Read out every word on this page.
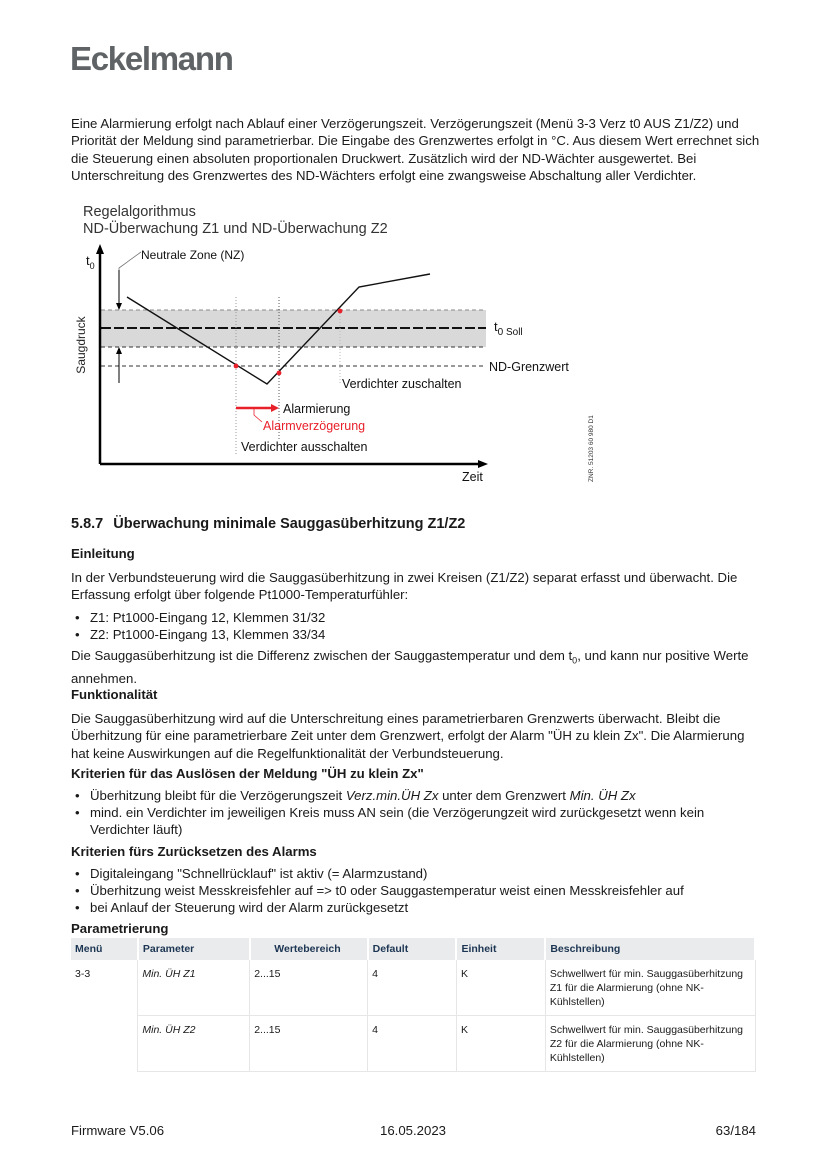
Eckelmann
Eine Alarmierung erfolgt nach Ablauf einer Verzögerungszeit. Verzögerungszeit (Menü 3-3 Verz t0 AUS Z1/Z2) und Priorität der Meldung sind parametrierbar. Die Eingabe des Grenzwertes erfolgt in °C. Aus diesem Wert errechnet sich die Steuerung einen absoluten proportionalen Druckwert. Zusätzlich wird der ND-Wächter ausgewertet. Bei Unterschreitung des Grenzwertes des ND-Wächters erfolgt eine zwangsweise Abschaltung aller Verdichter.
Regelalgorithmus
ND-Überwachung Z1 und ND-Überwachung Z2
$t_0$
Saugdruck
Neutrale Zone (NZ)
$t_{0 Soll}$
ND-Grenzwert
Verdichter zuschalten
Alarmierung
Alarmverzögerung
Verdichter ausschalten
Zeit	ZNR. 51203 60 980 D1
5.8.7 Überwachung minimale Sauggasüberhitzung Z1/Z2
Einleitung
In der Verbundsteuerung wird die Sauggasüberhitzung in zwei Kreisen (Z1/Z2) separat erfasst und überwacht. Die Erfassung erfolgt über folgende Pt1000-Temperaturfühler:
• Z1: Pt1000-Eingang 12, Klemmen 31/32
• Z2: Pt1000-Eingang 13, Klemmen 33/34
Die Sauggasüberhitzung ist die Differenz zwischen der Sauggastemperatur und dem $t_0$, und kann nur positive Werte annehmen.
Funktionalität
Die Sauggasüberhitzung wird auf die Unterschreitung eines parametrierbaren Grenzwerts überwacht. Bleibt die Überhitzung für eine parametrierbare Zeit unter dem Grenzwert, erfolgt der Alarm "ÜH zu klein Zx". Die Alarmierung hat keine Auswirkungen auf die Regelfunktionalität der Verbundsteuerung.
Kriterien für das Auslösen der Meldung "ÜH zu klein Zx"
• Überhitzung bleibt für die Verzögerungszeit Verz.min.ÜH Zx unter dem Grenzwert Min. ÜH Zx
• mind. ein Verdichter im jeweiligen Kreis muss AN sein (die Verzögerungzeit wird zurückgesetzt wenn kein Verdichter läuft)
Kriterien fürs Zurücksetzen des Alarms
• Digitaleingang "Schnellrücklauf" ist aktiv (= Alarmzustand)
• Überhitzung weist Messkreisfehler auf => t0 oder Sauggastemperatur weist einen Messkreisfehler auf
• bei Anlauf der Steuerung wird der Alarm zurückgesetzt
Parametrierung
Menü	Parameter	Wertebereich	Default	Einheit	Beschreibung
3-3	Min. ÜH Z1	2...15	4	K	Schwellwert für min. Sauggasüberhitzung Z1 für die Alarmierung (ohne NK-Kühlstellen)
	Min. ÜH Z2	2...15	4	K	Schwellwert für min. Sauggasüberhitzung Z2 für die Alarmierung (ohne NK-Kühlstellen)
Firmware V5.06	16.05.2023	63/184
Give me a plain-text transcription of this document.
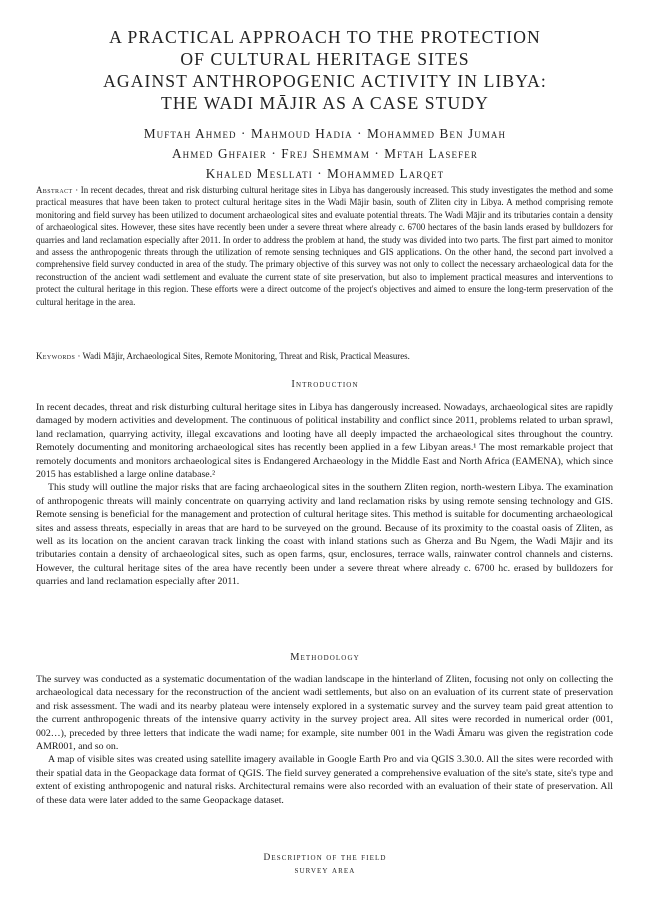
A PRACTICAL APPROACH TO THE PROTECTION
OF CULTURAL HERITAGE SITES
AGAINST ANTHROPOGENIC ACTIVITY IN LIBYA:
THE WADI MĀJIR AS A CASE STUDY
Muftah Ahmed · Mahmoud Hadia · Mohammed Ben Jumah
Ahmed Ghfaier · Frej Shemmam · Mftah Lasefer
Khaled Mesllati · Mohammed Larqet
Abstract · In recent decades, threat and risk disturbing cultural heritage sites in Libya has dangerously increased. This study investigates the method and some practical measures that have been taken to protect cultural heritage sites in the Wadi Mājir basin, south of Zliten city in Libya. A method comprising remote monitoring and field survey has been utilized to document archaeological sites and evaluate potential threats. The Wadi Mājir and its tributaries contain a density of archaeological sites. However, these sites have recently been under a severe threat where already c. 6700 hectares of the basin lands erased by bulldozers for quarries and land reclamation especially after 2011. In order to address the problem at hand, the study was divided into two parts. The first part aimed to monitor and assess the anthropogenic threats through the utilization of remote sensing techniques and GIS applications. On the other hand, the second part involved a comprehensive field survey conducted in area of the study. The primary objective of this survey was not only to collect the necessary archaeological data for the reconstruction of the ancient wadi settlement and evaluate the current state of site preservation, but also to implement practical measures and interventions to protect the cultural heritage in this region. These efforts were a direct outcome of the project's objectives and aimed to ensure the long-term preservation of the cultural heritage in the area.
Keywords · Wadi Mājir, Archaeological Sites, Remote Monitoring, Threat and Risk, Practical Measures.
Introduction

In recent decades, threat and risk disturbing cultural heritage sites in Libya has dangerously increased. Nowadays, archaeological sites are rapidly damaged by modern activities and development. The continuous of political instability and conflict since 2011, problems related to urban sprawl, land reclamation, quarrying activity, illegal excavations and looting have all deeply impacted the archaeological sites throughout the country. Remotely documenting and monitoring archaeological sites has recently been applied in a few Libyan areas.¹ The most remarkable project that remotely documents and monitors archaeological sites is Endangered Archaeology in the Middle East and North Africa (EAMENA), which since 2015 has established a large online database.²

This study will outline the major risks that are facing archaeological sites in the southern Zliten region, north-western Libya. The examination of anthropogenic threats will mainly concentrate on quarrying activity and land reclamation risks by using remote sensing technology and GIS. Remote sensing is beneficial for the management and protection of cultural heritage sites. This method is suitable for documenting archaeological sites and assess threats, especially in areas that are hard to be surveyed on the ground. Because of its proximity to the coastal oasis of Zliten, as well as its location on the ancient caravan track linking the coast with inland stations such as Gherza and Bu Ngem, the Wadi Mājir and its tributaries contain a density of archaeological sites, such as open farms, qsur, enclosures, terrace walls, rainwater control channels and cisterns. However, the cultural heritage sites of the area have recently been under a severe threat where already c. 6700 hc. erased by bulldozers for quarries and land reclamation especially after 2011.

Methodology

The survey was conducted as a systematic documentation of the wadian landscape in the hinterland of Zliten, focusing not only on collecting the archaeological data necessary for the reconstruction of the ancient wadi settlements, but also on an evaluation of its current state of preservation and risk assessment. The wadi and its nearby plateau were intensely explored in a systematic survey and the survey team paid great attention to the current anthropogenic threats of the intensive quarry activity in the survey project area. All sites were recorded in numerical order (001, 002…), preceded by three letters that indicate the wadi name; for example, site number 001 in the Wadi Āmaru was given the registration code AMR001, and so on.

A map of visible sites was created using satellite imagery available in Google Earth Pro and via QGIS 3.30.0. All the sites were recorded with their spatial data in the Geopackage data format of QGIS. The field survey generated a comprehensive evaluation of the site's state, site's type and extent of existing anthropogenic and natural risks. Architectural remains were also recorded with an evaluation of their state of preservation. All of these data were later added to the same Geopackage dataset.

Description of the field
survey area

# # # #

### Exercise
Identify all lines where the word "Sauggasüberhitzung" shows up. Copy them.

### Final result
5.8.7 Überwachung minimale Sauggasüberhitzung Z1/Z2
In der Verbundsteuerung wird die Sauggasüberhitzung in zwei Kreisen (Z1/Z2) separat erfasst und überwacht. Die Erfassung erfolgt über folgende Pt1000-Temperaturfühler:
Die Sauggasüberhitzung ist die Differenz zwischen der Sauggastemperatur und dem $t_0$, und kann nur positive Werte annehmen.
Die Sauggasüberhitzung wird auf die Unterschreitung eines parametrierbaren Grenzwerts überwacht. Bleibt die Überhitzung für eine parametrierbare Zeit unter dem Grenzwert, erfolgt der Alarm "ÜH zu klein Zx". Die Alarmierung hat keine Auswirkungen auf die Regelfunktionalität der Verbundsteuerung.
3-3	Min. ÜH Z1	2...15	4	K	Schwellwert für min. Sauggasüberhitzung Z1 für die Alarmierung (ohne NK-Kühlstellen)
	Min. ÜH Z2	2...15	4	K	Schwellwert für min. Sauggasüberhitzung Z2 für die Alarmierung (ohne NK-Kühlstellen)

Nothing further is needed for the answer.